§ SOURCE EXCERPT
■ ■ ■ ■ ■ ■ ■

Not enough parameters in 4b config.json
#14
by
krammnic
- opened
Hello there!
We are adding Gemma3 to the torchtune: https://github.com/pytorch/torchtune/pull/2485
Unfortunately, it seems to me that there are not enough parameters in config.json the 4b model.
For instance, let's compare 4B "text_config" and 12B "text_config"
4B:
"text_config": {
"hidden_size": 2560,
"intermediate_size": 10240,
"model_type": "gemma3_text",
"num_hidden_layers": 34,
"rope_scaling": {
"factor": 8.0,
"rope_type": "linear"
},
"sliding_window": 1024
},
12B
"text_config": {
"hidden_size": 3840,
"intermediate_size": 15360,
"model_type": "gemma3_text",
"num_attention_heads": 16,
"num_hidden_layers": 48,
"num_key_value_heads": 8,
"rope_scaling": {
"factor": 8.0,
"rope_type": "linear"
},
"sliding_window": 1024
},
If it is a desired config for some reason, please let me know. Unfortunately, it makes the integration less clean, as this information is required on the converting stage.
Thanks!
same question about this
Hi,
Apologies for the late reply, these Gemma models are in different variants and in different parameters sizes (1b, 2b, 4b..etc). Based on the model requirements and architectural design these default parameters are configured in best suitable manner.
Thanks.

■ ■ ■ ■ ■ ■ ■

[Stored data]
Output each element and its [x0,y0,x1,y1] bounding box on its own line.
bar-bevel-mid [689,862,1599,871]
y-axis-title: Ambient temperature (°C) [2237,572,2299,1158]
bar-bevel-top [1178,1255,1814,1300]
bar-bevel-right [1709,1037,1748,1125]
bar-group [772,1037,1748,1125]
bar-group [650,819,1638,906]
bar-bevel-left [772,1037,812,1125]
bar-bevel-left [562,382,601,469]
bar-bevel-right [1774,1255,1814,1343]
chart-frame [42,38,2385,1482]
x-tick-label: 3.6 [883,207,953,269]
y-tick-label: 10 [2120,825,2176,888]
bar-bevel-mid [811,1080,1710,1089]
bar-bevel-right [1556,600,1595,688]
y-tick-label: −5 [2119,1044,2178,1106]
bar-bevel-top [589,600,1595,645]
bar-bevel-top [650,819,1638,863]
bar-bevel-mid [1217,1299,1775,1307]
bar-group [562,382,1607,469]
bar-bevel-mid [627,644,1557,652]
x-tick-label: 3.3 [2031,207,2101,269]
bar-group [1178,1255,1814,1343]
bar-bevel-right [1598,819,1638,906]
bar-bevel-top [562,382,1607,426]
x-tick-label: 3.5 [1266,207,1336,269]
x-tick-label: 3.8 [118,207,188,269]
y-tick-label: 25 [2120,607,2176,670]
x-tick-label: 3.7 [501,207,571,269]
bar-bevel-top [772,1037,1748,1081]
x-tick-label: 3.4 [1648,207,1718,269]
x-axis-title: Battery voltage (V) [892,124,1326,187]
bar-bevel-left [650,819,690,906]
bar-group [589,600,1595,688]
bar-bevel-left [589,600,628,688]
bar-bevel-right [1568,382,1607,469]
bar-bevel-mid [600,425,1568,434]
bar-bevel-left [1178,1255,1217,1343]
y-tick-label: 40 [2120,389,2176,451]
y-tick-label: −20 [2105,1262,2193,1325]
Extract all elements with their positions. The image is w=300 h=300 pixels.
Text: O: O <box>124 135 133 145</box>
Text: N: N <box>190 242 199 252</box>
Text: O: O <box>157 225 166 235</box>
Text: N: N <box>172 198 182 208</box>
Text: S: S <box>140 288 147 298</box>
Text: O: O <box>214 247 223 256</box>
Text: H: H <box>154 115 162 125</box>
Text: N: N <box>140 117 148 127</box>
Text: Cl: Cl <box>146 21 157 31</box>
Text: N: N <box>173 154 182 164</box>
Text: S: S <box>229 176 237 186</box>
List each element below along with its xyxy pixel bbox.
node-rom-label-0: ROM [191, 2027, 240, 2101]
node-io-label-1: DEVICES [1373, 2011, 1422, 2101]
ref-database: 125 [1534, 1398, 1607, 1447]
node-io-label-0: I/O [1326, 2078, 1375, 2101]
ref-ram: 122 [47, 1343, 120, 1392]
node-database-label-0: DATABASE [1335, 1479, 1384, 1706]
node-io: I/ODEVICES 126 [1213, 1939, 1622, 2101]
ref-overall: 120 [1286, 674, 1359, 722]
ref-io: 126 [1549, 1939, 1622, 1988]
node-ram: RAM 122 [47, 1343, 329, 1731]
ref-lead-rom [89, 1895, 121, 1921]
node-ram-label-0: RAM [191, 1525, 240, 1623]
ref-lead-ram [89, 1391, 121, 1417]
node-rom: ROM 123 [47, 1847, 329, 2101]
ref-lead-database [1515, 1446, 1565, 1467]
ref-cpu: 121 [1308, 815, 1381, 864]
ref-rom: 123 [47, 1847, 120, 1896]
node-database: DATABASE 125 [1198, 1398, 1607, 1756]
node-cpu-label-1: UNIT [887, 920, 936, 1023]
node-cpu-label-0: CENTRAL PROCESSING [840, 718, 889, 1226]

■ ■ ■ ■ ■ ■ ■

§ EXERCISE
Answer from the forum thread:
(a) Which project is Gemma3 being added to?
(b) What "hidden_size" value does the 4B "text_config" give?
(c) What "num_hidden_layers" value does the 12B "text_config" give?
These records were taken from a source unrelated to the forum thread.

§ PROBLEM SOLUTION
(a) torchtune
(b) 2560
(c) 48